◆ **DATASET ENTRIES**
□ □ □
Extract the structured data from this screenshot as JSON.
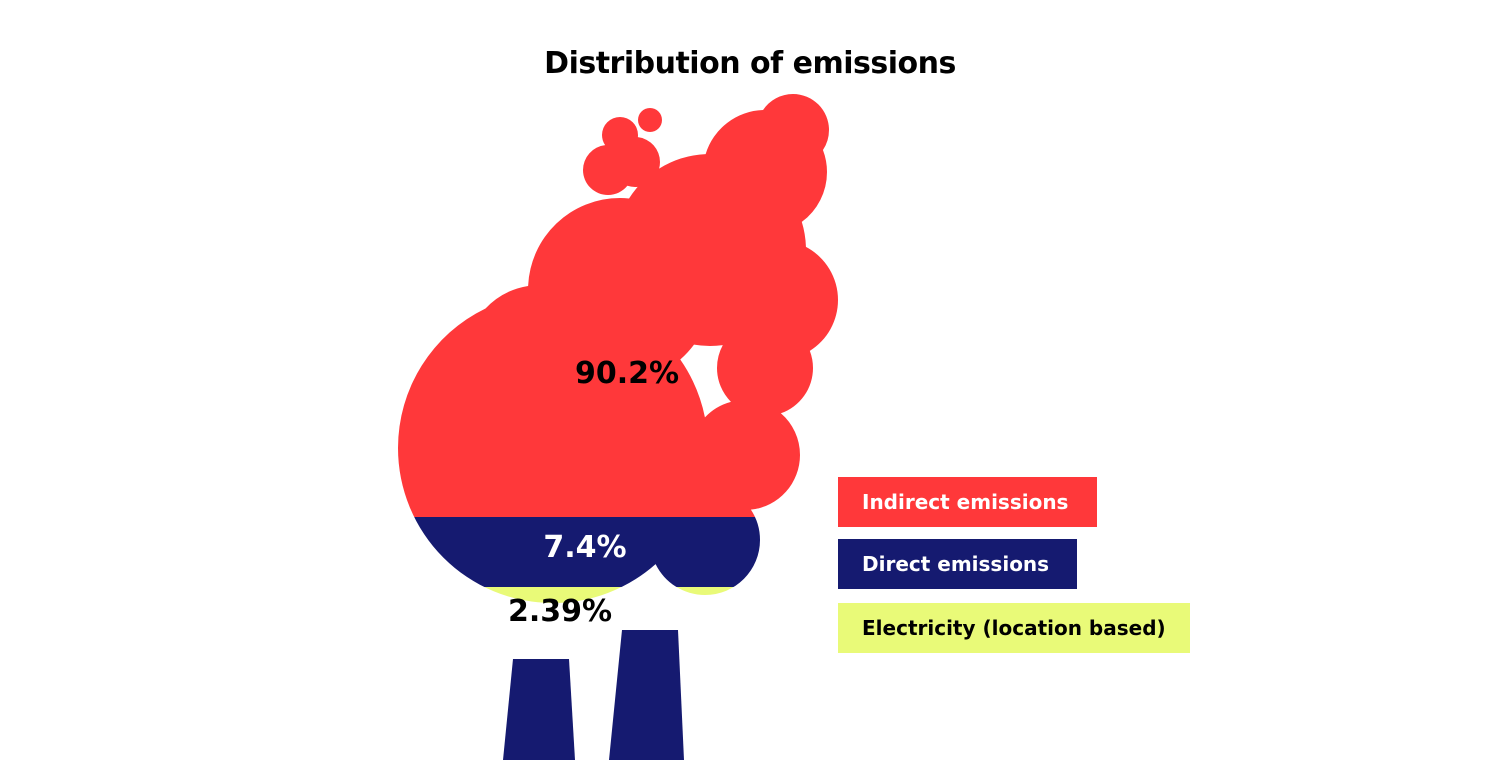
{
  "chart_data": {
    "type": "pie",
    "title": "Distribution of emissions",
    "series": [
      {
        "name": "Indirect emissions",
        "value": 90.2,
        "label": "90.2%",
        "color": "#ff383a",
        "label_color": "#000000"
      },
      {
        "name": "Direct emissions",
        "value": 7.4,
        "label": "7.4%",
        "color": "#151a70",
        "label_color": "#ffffff"
      },
      {
        "name": "Electricity (location based)",
        "value": 2.39,
        "label": "2.39%",
        "color": "#e9fa78",
        "label_color": "#000000"
      }
    ],
    "legend_position": "right",
    "chimney_color": "#151a70"
  }
}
□ □ □
◆ **TASK DETAILS**
Leave the images out, please, and restate each line word for word.

◆ **FULL ANSWER**
Extract the structured data from this screenshot as JSON.
{
  "chart_data": {
    "type": "pie",
    "title": "Distribution of emissions",
    "series": [
      {
        "name": "Indirect emissions",
        "value": 90.2,
        "label": "90.2%",
        "color": "#ff383a",
        "label_color": "#000000"
      },
      {
        "name": "Direct emissions",
        "value": 7.4,
        "label": "7.4%",
        "color": "#151a70",
        "label_color": "#ffffff"
      },
      {
        "name": "Electricity (location based)",
        "value": 2.39,
        "label": "2.39%",
        "color": "#e9fa78",
        "label_color": "#000000"
      }
    ],
    "legend_position": "right",
    "chimney_color": "#151a70"
  }
}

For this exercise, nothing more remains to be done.